# start of Material to process

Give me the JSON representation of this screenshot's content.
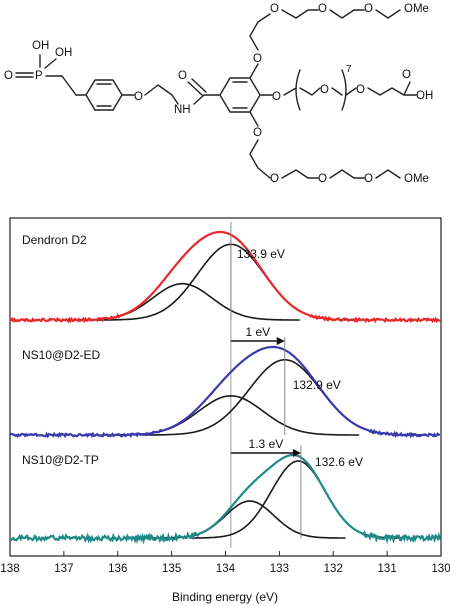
{
  "structure": {
    "labels": {
      "oh_top": "OH",
      "oh_mid": "OH",
      "oxo": "O",
      "phosphorus": "P",
      "o_aryl_ether": "O",
      "amide_nh": "NH",
      "amide_o": "O",
      "o_top_link": "O",
      "o_top_1": "O",
      "o_top_2": "O",
      "o_top_3": "O",
      "ome_top": "OMe",
      "o_mid_link": "O",
      "o_mid_peg": "O",
      "repeat_n": "7",
      "o_mid_end": "O",
      "o_acid": "O",
      "oh_acid": "OH",
      "o_bot_link": "O",
      "o_bot_1": "O",
      "o_bot_2": "O",
      "o_bot_3": "O",
      "ome_bot": "OMe"
    }
  },
  "chart_data": {
    "type": "line",
    "xlabel": "Binding energy (eV)",
    "xlim": [
      138,
      130
    ],
    "x_ticks": [
      "138",
      "137",
      "136",
      "135",
      "134",
      "133",
      "132",
      "131",
      "130"
    ],
    "x_tick_values": [
      138,
      137,
      136,
      135,
      134,
      133,
      132,
      131,
      130
    ],
    "panels": [
      {
        "name": "Dendron D2",
        "envelope_color": "#e8282b",
        "peak_label": "133.9 eV",
        "peak_position": 133.9,
        "components": [
          {
            "center": 133.9,
            "amplitude": 1.0,
            "sigma": 0.62
          },
          {
            "center": 134.8,
            "amplitude": 0.48,
            "sigma": 0.55
          }
        ]
      },
      {
        "name": "NS10@D2-ED",
        "envelope_color": "#3a3ab0",
        "peak_label": "132.9 eV",
        "peak_position": 132.9,
        "shift_label": "1 eV",
        "components": [
          {
            "center": 132.9,
            "amplitude": 1.0,
            "sigma": 0.66
          },
          {
            "center": 133.9,
            "amplitude": 0.52,
            "sigma": 0.6
          }
        ]
      },
      {
        "name": "NS10@D2-TP",
        "envelope_color": "#1f8a87",
        "peak_label": "132.6 eV",
        "peak_position": 132.6,
        "shift_label": "1.3 eV",
        "components": [
          {
            "center": 132.65,
            "amplitude": 1.0,
            "sigma": 0.5
          },
          {
            "center": 133.55,
            "amplitude": 0.48,
            "sigma": 0.45
          }
        ]
      }
    ],
    "reference_line": 133.9,
    "grid": false
  }
}
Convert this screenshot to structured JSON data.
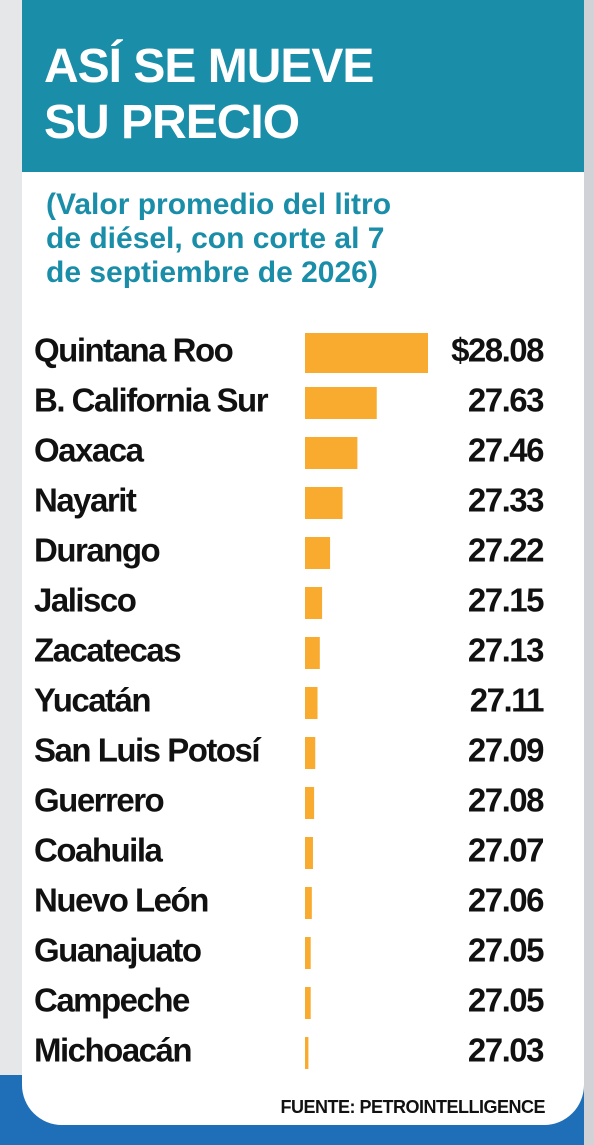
{
  "chart_data": {
    "type": "bar",
    "orientation": "horizontal",
    "title": [
      "ASÍ SE MUEVE",
      "SU PRECIO"
    ],
    "subtitle": [
      "(Valor promedio del litro",
      "de diésel, con corte al 7",
      "de septiembre de 2026)"
    ],
    "categories": [
      "Quintana Roo",
      "B. California Sur",
      "Oaxaca",
      "Nayarit",
      "Durango",
      "Jalisco",
      "Zacatecas",
      "Yucatán",
      "San Luis Potosí",
      "Guerrero",
      "Coahuila",
      "Nuevo León",
      "Guanajuato",
      "Campeche",
      "Michoacán"
    ],
    "values": [
      28.08,
      27.63,
      27.46,
      27.33,
      27.22,
      27.15,
      27.13,
      27.11,
      27.09,
      27.08,
      27.07,
      27.06,
      27.05,
      27.05,
      27.03
    ],
    "value_labels": [
      "$28.08",
      "27.63",
      "27.46",
      "27.33",
      "27.22",
      "27.15",
      "27.13",
      "27.11",
      "27.09",
      "27.08",
      "27.07",
      "27.06",
      "27.05",
      "27.05",
      "27.03"
    ],
    "color": "#f9ab2f",
    "xlim": [
      27,
      28.08
    ],
    "source": "FUENTE: PETROINTELLIGENCE"
  }
}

# end of Material to process

• **Exercise**: Every line of text is to be repeated exactly; pictures are left out.

• **Solution to the exercise**:
Give me the JSON representation of this screenshot's content.
{
  "structure": {
    "labels": {
      "oh_top": "OH",
      "oh_mid": "OH",
      "oxo": "O",
      "phosphorus": "P",
      "o_aryl_ether": "O",
      "amide_nh": "NH",
      "amide_o": "O",
      "o_top_link": "O",
      "o_top_1": "O",
      "o_top_2": "O",
      "o_top_3": "O",
      "ome_top": "OMe",
      "o_mid_link": "O",
      "o_mid_peg": "O",
      "repeat_n": "7",
      "o_mid_end": "O",
      "o_acid": "O",
      "oh_acid": "OH",
      "o_bot_link": "O",
      "o_bot_1": "O",
      "o_bot_2": "O",
      "o_bot_3": "O",
      "ome_bot": "OMe"
    }
  },
  "chart_data": {
    "type": "line",
    "xlabel": "Binding energy (eV)",
    "xlim": [
      138,
      130
    ],
    "x_ticks": [
      "138",
      "137",
      "136",
      "135",
      "134",
      "133",
      "132",
      "131",
      "130"
    ],
    "x_tick_values": [
      138,
      137,
      136,
      135,
      134,
      133,
      132,
      131,
      130
    ],
    "panels": [
      {
        "name": "Dendron D2",
        "envelope_color": "#e8282b",
        "peak_label": "133.9 eV",
        "peak_position": 133.9,
        "components": [
          {
            "center": 133.9,
            "amplitude": 1.0,
            "sigma": 0.62
          },
          {
            "center": 134.8,
            "amplitude": 0.48,
            "sigma": 0.55
          }
        ]
      },
      {
        "name": "NS10@D2-ED",
        "envelope_color": "#3a3ab0",
        "peak_label": "132.9 eV",
        "peak_position": 132.9,
        "shift_label": "1 eV",
        "components": [
          {
            "center": 132.9,
            "amplitude": 1.0,
            "sigma": 0.66
          },
          {
            "center": 133.9,
            "amplitude": 0.52,
            "sigma": 0.6
          }
        ]
      },
      {
        "name": "NS10@D2-TP",
        "envelope_color": "#1f8a87",
        "peak_label": "132.6 eV",
        "peak_position": 132.6,
        "shift_label": "1.3 eV",
        "components": [
          {
            "center": 132.65,
            "amplitude": 1.0,
            "sigma": 0.5
          },
          {
            "center": 133.55,
            "amplitude": 0.48,
            "sigma": 0.45
          }
        ]
      }
    ],
    "reference_line": 133.9,
    "grid": false
  }
}
Convert this screenshot to structured JSON data.
{
  "chart_data": {
    "type": "bar",
    "orientation": "horizontal",
    "title": [
      "ASÍ SE MUEVE",
      "SU PRECIO"
    ],
    "subtitle": [
      "(Valor promedio del litro",
      "de diésel, con corte al 7",
      "de septiembre de 2026)"
    ],
    "categories": [
      "Quintana Roo",
      "B. California Sur",
      "Oaxaca",
      "Nayarit",
      "Durango",
      "Jalisco",
      "Zacatecas",
      "Yucatán",
      "San Luis Potosí",
      "Guerrero",
      "Coahuila",
      "Nuevo León",
      "Guanajuato",
      "Campeche",
      "Michoacán"
    ],
    "values": [
      28.08,
      27.63,
      27.46,
      27.33,
      27.22,
      27.15,
      27.13,
      27.11,
      27.09,
      27.08,
      27.07,
      27.06,
      27.05,
      27.05,
      27.03
    ],
    "value_labels": [
      "$28.08",
      "27.63",
      "27.46",
      "27.33",
      "27.22",
      "27.15",
      "27.13",
      "27.11",
      "27.09",
      "27.08",
      "27.07",
      "27.06",
      "27.05",
      "27.05",
      "27.03"
    ],
    "color": "#f9ab2f",
    "xlim": [
      27,
      28.08
    ],
    "source": "FUENTE: PETROINTELLIGENCE"
  }
}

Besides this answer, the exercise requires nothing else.